• Directions for this task:
Transcribe each line exactly.

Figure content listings
========================================================================

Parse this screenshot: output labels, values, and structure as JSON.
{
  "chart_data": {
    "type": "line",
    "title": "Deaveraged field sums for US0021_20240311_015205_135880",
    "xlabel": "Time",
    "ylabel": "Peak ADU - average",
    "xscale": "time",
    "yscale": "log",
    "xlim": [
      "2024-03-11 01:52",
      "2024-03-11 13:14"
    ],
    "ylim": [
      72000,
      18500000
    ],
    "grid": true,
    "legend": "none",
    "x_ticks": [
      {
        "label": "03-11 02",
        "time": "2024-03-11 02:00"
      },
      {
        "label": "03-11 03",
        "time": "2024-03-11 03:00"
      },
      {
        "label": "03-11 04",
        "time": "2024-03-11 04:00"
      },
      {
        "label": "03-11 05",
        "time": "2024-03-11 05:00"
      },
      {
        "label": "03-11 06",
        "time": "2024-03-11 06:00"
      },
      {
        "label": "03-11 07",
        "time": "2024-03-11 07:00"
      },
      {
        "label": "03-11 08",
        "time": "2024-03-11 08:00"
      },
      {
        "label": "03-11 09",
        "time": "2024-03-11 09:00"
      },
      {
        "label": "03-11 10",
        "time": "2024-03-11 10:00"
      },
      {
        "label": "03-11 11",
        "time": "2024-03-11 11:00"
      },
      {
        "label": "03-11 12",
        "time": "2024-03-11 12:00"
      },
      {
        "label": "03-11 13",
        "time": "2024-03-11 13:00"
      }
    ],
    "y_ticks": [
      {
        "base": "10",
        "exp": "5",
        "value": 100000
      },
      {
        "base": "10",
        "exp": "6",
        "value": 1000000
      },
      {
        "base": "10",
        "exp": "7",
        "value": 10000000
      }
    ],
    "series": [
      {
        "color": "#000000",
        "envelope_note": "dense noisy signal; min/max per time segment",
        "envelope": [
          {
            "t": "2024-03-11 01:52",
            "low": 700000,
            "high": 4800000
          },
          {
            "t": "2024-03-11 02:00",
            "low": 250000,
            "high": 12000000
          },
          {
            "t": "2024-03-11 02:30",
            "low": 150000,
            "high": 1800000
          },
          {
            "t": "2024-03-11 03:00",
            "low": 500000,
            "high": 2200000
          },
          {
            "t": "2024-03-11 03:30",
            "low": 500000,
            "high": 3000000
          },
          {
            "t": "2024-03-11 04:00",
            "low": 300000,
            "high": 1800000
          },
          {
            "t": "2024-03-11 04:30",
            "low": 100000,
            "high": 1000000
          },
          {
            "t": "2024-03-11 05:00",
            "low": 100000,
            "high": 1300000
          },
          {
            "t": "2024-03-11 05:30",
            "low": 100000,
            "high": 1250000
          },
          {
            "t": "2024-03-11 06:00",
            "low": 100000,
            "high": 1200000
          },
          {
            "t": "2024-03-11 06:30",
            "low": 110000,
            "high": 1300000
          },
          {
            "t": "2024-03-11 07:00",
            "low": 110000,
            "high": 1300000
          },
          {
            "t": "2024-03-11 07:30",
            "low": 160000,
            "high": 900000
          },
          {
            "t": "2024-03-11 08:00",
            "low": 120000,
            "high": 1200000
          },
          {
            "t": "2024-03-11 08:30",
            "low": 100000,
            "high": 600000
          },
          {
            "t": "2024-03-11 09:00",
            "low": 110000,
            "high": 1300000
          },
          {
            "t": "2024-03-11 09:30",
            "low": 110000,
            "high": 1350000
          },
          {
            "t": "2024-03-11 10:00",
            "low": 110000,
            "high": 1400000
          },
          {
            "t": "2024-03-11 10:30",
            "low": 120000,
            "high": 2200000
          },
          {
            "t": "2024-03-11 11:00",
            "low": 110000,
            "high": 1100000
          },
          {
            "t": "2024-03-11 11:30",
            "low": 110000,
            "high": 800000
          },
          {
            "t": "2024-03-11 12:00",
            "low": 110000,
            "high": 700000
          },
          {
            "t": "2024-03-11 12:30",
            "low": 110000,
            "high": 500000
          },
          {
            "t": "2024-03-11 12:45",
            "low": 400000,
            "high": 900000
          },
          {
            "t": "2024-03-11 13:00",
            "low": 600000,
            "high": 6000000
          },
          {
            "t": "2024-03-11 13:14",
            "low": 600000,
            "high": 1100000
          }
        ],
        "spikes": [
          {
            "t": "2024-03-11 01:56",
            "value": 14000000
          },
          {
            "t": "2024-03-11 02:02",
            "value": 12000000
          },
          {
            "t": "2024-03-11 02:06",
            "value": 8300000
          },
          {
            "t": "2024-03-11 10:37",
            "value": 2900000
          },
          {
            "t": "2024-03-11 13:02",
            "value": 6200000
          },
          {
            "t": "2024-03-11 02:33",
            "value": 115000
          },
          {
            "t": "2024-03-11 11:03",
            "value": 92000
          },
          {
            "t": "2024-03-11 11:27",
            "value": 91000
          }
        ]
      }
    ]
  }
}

========================================================================

• Response for this exercise:
Parse this screenshot: output labels, values, and structure as JSON.
{
  "chart_data": {
    "type": "line",
    "title": "Deaveraged field sums for US0021_20240311_015205_135880",
    "xlabel": "Time",
    "ylabel": "Peak ADU - average",
    "xscale": "time",
    "yscale": "log",
    "xlim": [
      "2024-03-11 01:52",
      "2024-03-11 13:14"
    ],
    "ylim": [
      72000,
      18500000
    ],
    "grid": true,
    "legend": "none",
    "x_ticks": [
      {
        "label": "03-11 02",
        "time": "2024-03-11 02:00"
      },
      {
        "label": "03-11 03",
        "time": "2024-03-11 03:00"
      },
      {
        "label": "03-11 04",
        "time": "2024-03-11 04:00"
      },
      {
        "label": "03-11 05",
        "time": "2024-03-11 05:00"
      },
      {
        "label": "03-11 06",
        "time": "2024-03-11 06:00"
      },
      {
        "label": "03-11 07",
        "time": "2024-03-11 07:00"
      },
      {
        "label": "03-11 08",
        "time": "2024-03-11 08:00"
      },
      {
        "label": "03-11 09",
        "time": "2024-03-11 09:00"
      },
      {
        "label": "03-11 10",
        "time": "2024-03-11 10:00"
      },
      {
        "label": "03-11 11",
        "time": "2024-03-11 11:00"
      },
      {
        "label": "03-11 12",
        "time": "2024-03-11 12:00"
      },
      {
        "label": "03-11 13",
        "time": "2024-03-11 13:00"
      }
    ],
    "y_ticks": [
      {
        "base": "10",
        "exp": "5",
        "value": 100000
      },
      {
        "base": "10",
        "exp": "6",
        "value": 1000000
      },
      {
        "base": "10",
        "exp": "7",
        "value": 10000000
      }
    ],
    "series": [
      {
        "color": "#000000",
        "envelope_note": "dense noisy signal; min/max per time segment",
        "envelope": [
          {
            "t": "2024-03-11 01:52",
            "low": 700000,
            "high": 4800000
          },
          {
            "t": "2024-03-11 02:00",
            "low": 250000,
            "high": 12000000
          },
          {
            "t": "2024-03-11 02:30",
            "low": 150000,
            "high": 1800000
          },
          {
            "t": "2024-03-11 03:00",
            "low": 500000,
            "high": 2200000
          },
          {
            "t": "2024-03-11 03:30",
            "low": 500000,
            "high": 3000000
          },
          {
            "t": "2024-03-11 04:00",
            "low": 300000,
            "high": 1800000
          },
          {
            "t": "2024-03-11 04:30",
            "low": 100000,
            "high": 1000000
          },
          {
            "t": "2024-03-11 05:00",
            "low": 100000,
            "high": 1300000
          },
          {
            "t": "2024-03-11 05:30",
            "low": 100000,
            "high": 1250000
          },
          {
            "t": "2024-03-11 06:00",
            "low": 100000,
            "high": 1200000
          },
          {
            "t": "2024-03-11 06:30",
            "low": 110000,
            "high": 1300000
          },
          {
            "t": "2024-03-11 07:00",
            "low": 110000,
            "high": 1300000
          },
          {
            "t": "2024-03-11 07:30",
            "low": 160000,
            "high": 900000
          },
          {
            "t": "2024-03-11 08:00",
            "low": 120000,
            "high": 1200000
          },
          {
            "t": "2024-03-11 08:30",
            "low": 100000,
            "high": 600000
          },
          {
            "t": "2024-03-11 09:00",
            "low": 110000,
            "high": 1300000
          },
          {
            "t": "2024-03-11 09:30",
            "low": 110000,
            "high": 1350000
          },
          {
            "t": "2024-03-11 10:00",
            "low": 110000,
            "high": 1400000
          },
          {
            "t": "2024-03-11 10:30",
            "low": 120000,
            "high": 2200000
          },
          {
            "t": "2024-03-11 11:00",
            "low": 110000,
            "high": 1100000
          },
          {
            "t": "2024-03-11 11:30",
            "low": 110000,
            "high": 800000
          },
          {
            "t": "2024-03-11 12:00",
            "low": 110000,
            "high": 700000
          },
          {
            "t": "2024-03-11 12:30",
            "low": 110000,
            "high": 500000
          },
          {
            "t": "2024-03-11 12:45",
            "low": 400000,
            "high": 900000
          },
          {
            "t": "2024-03-11 13:00",
            "low": 600000,
            "high": 6000000
          },
          {
            "t": "2024-03-11 13:14",
            "low": 600000,
            "high": 1100000
          }
        ],
        "spikes": [
          {
            "t": "2024-03-11 01:56",
            "value": 14000000
          },
          {
            "t": "2024-03-11 02:02",
            "value": 12000000
          },
          {
            "t": "2024-03-11 02:06",
            "value": 8300000
          },
          {
            "t": "2024-03-11 10:37",
            "value": 2900000
          },
          {
            "t": "2024-03-11 13:02",
            "value": 6200000
          },
          {
            "t": "2024-03-11 02:33",
            "value": 115000
          },
          {
            "t": "2024-03-11 11:03",
            "value": 92000
          },
          {
            "t": "2024-03-11 11:27",
            "value": 91000
          }
        ]
      }
    ]
  }
}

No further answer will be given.